_WHAT THE TASK REQUIRES_
From the listing below, extract every line in which the word "temperature" appears.

[Records that describe figures]

--

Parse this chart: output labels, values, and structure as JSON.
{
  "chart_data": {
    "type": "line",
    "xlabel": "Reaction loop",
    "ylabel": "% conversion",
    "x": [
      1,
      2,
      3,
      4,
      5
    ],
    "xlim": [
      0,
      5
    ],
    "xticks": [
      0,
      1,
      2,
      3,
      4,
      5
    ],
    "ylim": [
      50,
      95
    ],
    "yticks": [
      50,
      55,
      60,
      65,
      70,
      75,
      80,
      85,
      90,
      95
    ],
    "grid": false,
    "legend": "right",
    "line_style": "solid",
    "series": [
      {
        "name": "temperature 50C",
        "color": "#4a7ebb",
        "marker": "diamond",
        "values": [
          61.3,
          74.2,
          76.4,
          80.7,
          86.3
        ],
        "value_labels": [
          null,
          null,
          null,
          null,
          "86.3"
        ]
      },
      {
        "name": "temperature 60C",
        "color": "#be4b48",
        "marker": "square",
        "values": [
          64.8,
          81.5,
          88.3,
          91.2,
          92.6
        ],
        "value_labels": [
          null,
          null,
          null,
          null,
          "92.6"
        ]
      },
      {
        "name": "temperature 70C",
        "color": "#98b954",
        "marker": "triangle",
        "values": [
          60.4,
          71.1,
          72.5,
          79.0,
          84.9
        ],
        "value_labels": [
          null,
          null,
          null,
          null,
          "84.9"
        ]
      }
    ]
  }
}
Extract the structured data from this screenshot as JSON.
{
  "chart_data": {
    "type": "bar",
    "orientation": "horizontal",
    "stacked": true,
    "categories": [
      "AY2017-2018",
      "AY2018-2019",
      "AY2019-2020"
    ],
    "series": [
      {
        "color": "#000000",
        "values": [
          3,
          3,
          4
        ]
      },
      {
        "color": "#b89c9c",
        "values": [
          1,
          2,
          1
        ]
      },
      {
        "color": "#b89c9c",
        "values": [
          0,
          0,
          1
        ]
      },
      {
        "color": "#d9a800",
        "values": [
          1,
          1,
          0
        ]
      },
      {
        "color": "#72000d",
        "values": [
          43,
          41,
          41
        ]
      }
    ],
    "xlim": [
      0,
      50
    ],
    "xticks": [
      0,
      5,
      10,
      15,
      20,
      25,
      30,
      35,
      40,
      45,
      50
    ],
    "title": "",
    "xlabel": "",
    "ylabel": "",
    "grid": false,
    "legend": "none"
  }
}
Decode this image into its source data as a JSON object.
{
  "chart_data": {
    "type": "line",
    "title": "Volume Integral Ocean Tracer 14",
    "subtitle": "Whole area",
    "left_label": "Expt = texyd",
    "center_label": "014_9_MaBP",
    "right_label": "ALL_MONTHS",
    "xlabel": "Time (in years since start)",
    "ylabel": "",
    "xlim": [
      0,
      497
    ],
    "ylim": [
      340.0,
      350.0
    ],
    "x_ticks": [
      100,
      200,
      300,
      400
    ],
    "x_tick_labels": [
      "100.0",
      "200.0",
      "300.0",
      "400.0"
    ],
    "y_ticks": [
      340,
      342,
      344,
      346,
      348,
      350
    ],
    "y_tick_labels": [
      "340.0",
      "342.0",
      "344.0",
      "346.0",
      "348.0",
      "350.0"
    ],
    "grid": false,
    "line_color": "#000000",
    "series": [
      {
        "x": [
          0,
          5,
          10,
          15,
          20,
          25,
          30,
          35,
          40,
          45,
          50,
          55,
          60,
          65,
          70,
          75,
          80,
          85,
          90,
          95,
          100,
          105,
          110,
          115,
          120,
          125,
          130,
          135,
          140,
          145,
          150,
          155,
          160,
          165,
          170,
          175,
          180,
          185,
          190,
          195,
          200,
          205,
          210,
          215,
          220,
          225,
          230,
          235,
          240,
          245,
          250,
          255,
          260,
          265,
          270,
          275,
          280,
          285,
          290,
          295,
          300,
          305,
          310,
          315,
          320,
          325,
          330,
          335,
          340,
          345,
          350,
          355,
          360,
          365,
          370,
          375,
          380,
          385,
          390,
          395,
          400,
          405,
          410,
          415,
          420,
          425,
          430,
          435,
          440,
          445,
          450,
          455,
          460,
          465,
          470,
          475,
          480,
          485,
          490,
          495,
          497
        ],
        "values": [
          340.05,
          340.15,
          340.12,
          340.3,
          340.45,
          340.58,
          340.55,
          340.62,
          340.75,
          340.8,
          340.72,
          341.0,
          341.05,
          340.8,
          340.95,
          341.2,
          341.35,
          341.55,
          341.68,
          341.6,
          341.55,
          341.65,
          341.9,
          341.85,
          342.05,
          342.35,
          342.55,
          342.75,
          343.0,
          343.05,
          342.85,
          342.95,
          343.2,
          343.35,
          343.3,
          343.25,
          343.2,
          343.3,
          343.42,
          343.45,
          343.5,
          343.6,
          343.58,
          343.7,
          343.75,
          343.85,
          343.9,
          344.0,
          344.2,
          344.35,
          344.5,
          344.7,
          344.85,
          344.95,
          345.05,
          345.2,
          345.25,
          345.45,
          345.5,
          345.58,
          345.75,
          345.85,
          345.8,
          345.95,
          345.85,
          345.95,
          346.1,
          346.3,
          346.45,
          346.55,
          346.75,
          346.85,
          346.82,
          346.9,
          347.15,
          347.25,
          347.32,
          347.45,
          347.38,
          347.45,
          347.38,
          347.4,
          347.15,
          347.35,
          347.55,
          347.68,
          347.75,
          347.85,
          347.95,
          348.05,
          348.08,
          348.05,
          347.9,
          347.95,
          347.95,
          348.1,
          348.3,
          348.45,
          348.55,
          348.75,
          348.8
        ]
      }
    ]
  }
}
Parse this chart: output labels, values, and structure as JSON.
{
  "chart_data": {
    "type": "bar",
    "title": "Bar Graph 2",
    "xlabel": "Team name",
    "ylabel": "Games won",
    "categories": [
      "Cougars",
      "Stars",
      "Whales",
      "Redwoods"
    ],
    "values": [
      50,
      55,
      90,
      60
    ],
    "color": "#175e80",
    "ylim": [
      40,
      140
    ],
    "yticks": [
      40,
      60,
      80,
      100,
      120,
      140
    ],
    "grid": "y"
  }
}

--

_TASK ANSWER_
        "name": "temperature 50C",
        "name": "temperature 60C",
        "name": "temperature 70C",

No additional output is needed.